_EXERCISE OBJECTIVE_
What is the number of lines containing the word "screenshot"? Give that number alone.

(Records that describe figures)
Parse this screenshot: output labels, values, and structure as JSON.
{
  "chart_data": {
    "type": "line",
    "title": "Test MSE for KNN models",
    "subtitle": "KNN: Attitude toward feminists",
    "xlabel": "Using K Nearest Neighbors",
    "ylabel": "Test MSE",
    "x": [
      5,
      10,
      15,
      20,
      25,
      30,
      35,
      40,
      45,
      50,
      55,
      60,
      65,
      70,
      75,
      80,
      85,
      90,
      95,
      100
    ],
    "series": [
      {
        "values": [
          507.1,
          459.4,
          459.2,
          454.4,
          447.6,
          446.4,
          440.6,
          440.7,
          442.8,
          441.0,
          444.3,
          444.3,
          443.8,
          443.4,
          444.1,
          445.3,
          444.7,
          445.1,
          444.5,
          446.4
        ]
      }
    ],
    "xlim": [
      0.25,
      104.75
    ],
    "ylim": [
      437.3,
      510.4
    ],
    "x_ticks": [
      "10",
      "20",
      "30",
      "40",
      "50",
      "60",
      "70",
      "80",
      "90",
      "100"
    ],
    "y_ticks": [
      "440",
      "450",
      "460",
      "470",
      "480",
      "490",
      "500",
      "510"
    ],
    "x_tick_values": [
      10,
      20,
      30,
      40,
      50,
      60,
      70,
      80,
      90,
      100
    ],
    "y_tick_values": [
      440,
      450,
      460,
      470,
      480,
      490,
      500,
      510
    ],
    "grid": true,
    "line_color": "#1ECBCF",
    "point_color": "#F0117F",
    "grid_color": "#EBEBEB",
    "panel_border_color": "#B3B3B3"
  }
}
---
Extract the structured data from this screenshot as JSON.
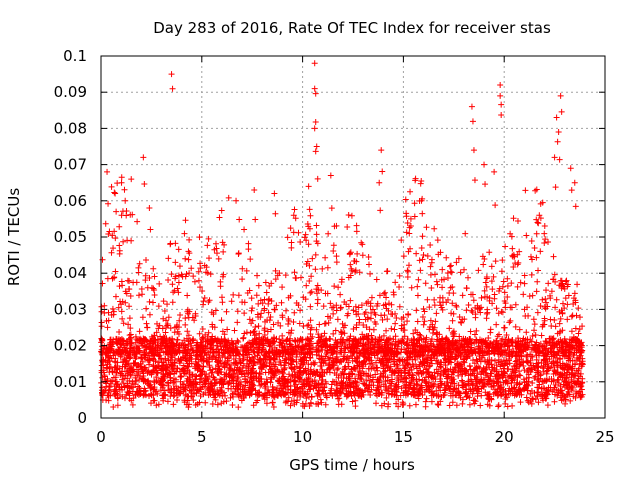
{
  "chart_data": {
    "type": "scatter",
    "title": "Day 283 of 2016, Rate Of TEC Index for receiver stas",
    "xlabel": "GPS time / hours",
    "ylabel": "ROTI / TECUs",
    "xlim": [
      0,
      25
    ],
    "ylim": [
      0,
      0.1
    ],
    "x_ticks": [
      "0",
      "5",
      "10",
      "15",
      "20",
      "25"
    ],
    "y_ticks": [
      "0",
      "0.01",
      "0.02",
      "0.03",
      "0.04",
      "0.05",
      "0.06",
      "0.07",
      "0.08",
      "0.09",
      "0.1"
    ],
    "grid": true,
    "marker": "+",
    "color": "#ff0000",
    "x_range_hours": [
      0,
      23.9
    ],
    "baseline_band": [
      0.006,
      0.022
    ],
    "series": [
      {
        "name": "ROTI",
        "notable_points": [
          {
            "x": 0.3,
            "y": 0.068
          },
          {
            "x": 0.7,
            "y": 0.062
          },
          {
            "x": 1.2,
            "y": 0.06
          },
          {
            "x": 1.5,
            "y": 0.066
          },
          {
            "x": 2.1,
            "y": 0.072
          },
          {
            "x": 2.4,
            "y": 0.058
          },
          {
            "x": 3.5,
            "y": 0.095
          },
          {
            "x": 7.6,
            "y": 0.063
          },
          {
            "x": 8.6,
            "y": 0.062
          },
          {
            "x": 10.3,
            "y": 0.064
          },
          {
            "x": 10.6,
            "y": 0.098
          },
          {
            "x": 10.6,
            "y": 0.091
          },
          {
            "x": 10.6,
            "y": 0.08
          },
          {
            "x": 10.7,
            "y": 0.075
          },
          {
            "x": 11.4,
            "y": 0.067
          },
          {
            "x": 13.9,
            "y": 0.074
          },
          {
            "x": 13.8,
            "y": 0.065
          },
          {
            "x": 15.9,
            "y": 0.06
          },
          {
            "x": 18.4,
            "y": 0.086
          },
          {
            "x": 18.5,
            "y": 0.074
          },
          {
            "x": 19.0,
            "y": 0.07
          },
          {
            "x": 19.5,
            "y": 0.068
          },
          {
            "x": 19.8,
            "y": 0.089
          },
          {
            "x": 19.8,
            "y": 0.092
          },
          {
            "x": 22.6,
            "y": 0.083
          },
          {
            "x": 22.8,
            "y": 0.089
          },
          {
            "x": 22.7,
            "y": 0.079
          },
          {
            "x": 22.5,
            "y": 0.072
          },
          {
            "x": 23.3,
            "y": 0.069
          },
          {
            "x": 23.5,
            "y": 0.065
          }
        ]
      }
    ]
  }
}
---
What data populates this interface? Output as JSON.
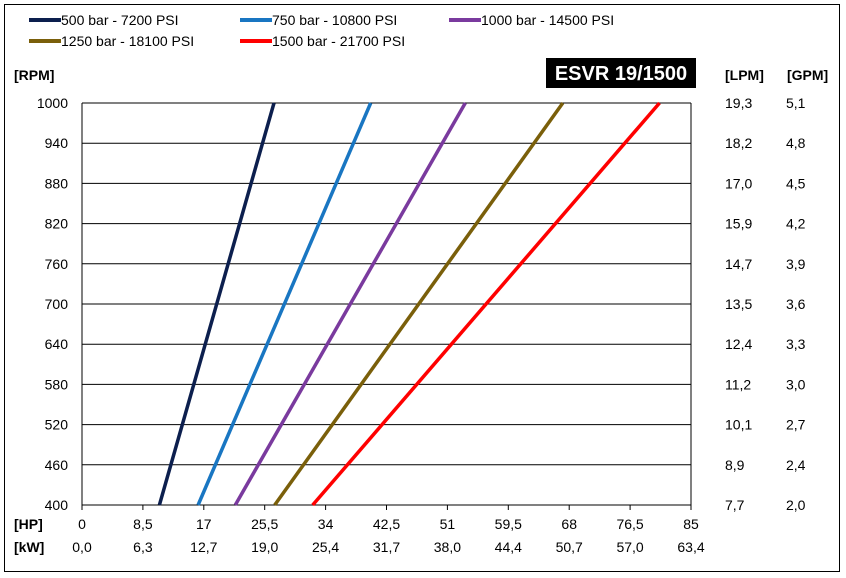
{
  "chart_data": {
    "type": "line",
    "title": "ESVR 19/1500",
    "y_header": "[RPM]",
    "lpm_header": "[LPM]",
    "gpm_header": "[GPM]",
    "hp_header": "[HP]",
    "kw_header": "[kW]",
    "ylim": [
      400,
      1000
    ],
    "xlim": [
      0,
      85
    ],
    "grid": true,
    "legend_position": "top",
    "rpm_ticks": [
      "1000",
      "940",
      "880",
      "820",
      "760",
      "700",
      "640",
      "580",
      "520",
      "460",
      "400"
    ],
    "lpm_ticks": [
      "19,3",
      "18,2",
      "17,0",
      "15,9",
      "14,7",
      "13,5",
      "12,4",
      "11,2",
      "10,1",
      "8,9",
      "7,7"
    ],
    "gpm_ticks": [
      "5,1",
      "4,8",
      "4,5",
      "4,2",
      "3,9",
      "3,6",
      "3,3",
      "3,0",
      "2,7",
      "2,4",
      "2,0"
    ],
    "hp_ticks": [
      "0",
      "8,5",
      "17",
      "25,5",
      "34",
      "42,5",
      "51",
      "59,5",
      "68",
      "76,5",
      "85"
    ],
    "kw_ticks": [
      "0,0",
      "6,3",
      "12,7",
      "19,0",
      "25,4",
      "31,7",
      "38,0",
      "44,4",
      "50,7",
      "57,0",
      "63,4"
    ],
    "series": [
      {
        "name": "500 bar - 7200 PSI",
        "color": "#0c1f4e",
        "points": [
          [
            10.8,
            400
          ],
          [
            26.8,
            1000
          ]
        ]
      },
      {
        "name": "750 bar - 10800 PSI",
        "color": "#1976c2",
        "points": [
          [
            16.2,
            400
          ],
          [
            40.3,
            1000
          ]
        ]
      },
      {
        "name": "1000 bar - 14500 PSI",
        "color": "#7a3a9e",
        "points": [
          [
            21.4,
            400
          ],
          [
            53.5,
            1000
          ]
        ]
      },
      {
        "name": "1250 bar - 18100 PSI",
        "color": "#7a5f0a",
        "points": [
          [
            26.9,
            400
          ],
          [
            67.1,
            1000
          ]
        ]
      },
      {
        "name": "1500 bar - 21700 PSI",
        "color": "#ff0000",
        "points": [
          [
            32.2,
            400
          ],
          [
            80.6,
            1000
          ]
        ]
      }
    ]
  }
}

_RESPONSE_
2